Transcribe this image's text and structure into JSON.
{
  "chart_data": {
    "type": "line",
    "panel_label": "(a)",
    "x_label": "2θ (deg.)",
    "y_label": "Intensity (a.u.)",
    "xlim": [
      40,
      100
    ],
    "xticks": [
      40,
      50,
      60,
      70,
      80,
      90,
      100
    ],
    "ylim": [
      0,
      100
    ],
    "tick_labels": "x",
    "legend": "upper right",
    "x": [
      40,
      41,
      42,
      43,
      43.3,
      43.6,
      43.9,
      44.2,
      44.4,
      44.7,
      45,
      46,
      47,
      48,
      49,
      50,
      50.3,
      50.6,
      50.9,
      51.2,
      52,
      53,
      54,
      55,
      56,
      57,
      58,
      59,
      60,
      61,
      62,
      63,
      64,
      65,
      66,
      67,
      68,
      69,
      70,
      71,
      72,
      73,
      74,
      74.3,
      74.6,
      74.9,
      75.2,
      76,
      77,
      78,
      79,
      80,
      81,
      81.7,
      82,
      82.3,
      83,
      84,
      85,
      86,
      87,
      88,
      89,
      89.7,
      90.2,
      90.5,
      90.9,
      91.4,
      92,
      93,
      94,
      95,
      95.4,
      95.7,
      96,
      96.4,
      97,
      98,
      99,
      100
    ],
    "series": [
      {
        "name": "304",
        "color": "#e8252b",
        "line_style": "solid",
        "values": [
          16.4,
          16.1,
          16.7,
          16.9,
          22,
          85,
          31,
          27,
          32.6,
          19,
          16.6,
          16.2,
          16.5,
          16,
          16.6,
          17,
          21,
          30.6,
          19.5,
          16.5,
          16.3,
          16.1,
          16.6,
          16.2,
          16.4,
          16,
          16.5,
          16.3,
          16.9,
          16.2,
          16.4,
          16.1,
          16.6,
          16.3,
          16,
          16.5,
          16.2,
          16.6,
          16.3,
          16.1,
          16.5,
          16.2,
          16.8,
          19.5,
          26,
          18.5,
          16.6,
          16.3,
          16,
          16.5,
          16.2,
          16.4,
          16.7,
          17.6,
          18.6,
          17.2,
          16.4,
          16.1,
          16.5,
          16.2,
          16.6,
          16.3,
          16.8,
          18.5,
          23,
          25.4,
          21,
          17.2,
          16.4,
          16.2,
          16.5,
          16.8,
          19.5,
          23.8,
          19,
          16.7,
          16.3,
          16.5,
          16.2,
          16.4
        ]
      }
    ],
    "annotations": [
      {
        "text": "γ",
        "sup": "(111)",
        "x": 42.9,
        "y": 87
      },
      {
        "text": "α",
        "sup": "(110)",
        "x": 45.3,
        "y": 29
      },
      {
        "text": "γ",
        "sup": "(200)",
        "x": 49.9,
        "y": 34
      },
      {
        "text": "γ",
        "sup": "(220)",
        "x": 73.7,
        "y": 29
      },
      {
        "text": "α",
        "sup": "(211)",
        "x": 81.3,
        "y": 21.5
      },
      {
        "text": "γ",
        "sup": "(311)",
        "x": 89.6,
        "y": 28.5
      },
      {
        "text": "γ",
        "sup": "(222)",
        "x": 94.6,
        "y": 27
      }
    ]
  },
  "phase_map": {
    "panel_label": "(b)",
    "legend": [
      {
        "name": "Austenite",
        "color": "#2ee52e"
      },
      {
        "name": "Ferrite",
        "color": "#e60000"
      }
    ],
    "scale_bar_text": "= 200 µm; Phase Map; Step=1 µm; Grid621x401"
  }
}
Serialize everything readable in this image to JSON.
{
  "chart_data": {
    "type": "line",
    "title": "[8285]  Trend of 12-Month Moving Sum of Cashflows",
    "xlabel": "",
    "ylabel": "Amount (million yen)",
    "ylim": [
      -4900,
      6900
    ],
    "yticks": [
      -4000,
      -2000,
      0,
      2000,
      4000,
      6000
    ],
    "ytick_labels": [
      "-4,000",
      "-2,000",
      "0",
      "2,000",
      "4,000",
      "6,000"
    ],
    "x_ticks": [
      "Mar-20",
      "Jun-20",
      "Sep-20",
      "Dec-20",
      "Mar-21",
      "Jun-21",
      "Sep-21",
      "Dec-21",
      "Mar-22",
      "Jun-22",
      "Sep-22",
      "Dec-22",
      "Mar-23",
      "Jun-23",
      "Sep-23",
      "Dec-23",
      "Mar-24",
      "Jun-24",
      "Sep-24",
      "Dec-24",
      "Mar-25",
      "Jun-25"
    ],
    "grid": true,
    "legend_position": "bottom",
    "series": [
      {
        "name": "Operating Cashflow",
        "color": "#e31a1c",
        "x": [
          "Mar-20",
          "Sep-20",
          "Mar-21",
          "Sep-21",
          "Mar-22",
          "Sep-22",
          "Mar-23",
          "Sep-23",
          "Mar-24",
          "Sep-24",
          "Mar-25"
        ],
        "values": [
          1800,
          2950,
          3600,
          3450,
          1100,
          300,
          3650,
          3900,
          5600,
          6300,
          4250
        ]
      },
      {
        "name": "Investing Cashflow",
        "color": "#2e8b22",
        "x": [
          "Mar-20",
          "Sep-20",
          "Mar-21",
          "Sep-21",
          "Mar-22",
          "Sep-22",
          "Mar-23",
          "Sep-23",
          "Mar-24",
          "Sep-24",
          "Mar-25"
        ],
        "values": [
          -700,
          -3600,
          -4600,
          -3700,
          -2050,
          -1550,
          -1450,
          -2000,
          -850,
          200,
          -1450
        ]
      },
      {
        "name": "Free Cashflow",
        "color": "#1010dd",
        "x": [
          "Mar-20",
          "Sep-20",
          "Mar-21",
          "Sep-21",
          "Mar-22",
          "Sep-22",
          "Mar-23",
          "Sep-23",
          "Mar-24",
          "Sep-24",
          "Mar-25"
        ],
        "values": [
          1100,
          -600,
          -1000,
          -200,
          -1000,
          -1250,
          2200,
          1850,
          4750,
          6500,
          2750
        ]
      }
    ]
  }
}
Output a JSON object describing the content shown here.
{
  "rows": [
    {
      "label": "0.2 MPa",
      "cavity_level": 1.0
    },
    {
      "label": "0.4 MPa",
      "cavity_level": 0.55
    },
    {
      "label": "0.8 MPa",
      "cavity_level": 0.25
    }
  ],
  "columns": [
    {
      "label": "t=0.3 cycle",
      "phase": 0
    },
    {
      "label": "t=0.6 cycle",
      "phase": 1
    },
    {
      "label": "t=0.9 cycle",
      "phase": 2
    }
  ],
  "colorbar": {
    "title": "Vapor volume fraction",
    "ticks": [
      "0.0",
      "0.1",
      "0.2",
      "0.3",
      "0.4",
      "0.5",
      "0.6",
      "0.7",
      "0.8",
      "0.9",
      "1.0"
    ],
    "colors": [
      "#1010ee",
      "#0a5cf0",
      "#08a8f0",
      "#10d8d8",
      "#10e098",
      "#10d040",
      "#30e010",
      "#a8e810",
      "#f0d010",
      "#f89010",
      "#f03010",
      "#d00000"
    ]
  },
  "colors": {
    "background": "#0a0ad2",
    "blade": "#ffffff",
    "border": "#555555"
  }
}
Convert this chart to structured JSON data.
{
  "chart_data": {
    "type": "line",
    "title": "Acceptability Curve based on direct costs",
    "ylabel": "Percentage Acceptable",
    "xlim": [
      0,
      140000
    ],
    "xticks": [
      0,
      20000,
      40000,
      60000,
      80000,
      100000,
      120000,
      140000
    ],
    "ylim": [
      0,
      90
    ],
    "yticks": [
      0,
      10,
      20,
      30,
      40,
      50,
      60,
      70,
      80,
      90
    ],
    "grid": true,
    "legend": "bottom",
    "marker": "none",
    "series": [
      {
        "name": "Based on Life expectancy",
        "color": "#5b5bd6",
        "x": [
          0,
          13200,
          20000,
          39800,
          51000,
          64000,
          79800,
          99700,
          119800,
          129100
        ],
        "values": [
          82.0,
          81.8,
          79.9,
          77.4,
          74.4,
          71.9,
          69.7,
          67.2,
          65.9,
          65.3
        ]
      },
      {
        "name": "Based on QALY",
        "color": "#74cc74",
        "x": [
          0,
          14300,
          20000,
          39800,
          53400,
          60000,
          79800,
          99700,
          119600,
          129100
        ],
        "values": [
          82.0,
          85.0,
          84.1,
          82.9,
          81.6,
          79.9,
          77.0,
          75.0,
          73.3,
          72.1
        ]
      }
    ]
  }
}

————————

> [TASK INSTRUCTIONS] Of the lines in the data, how many contain the word "this"? Provide the number and nothing further.

> [SOLVED EXERCISE] 3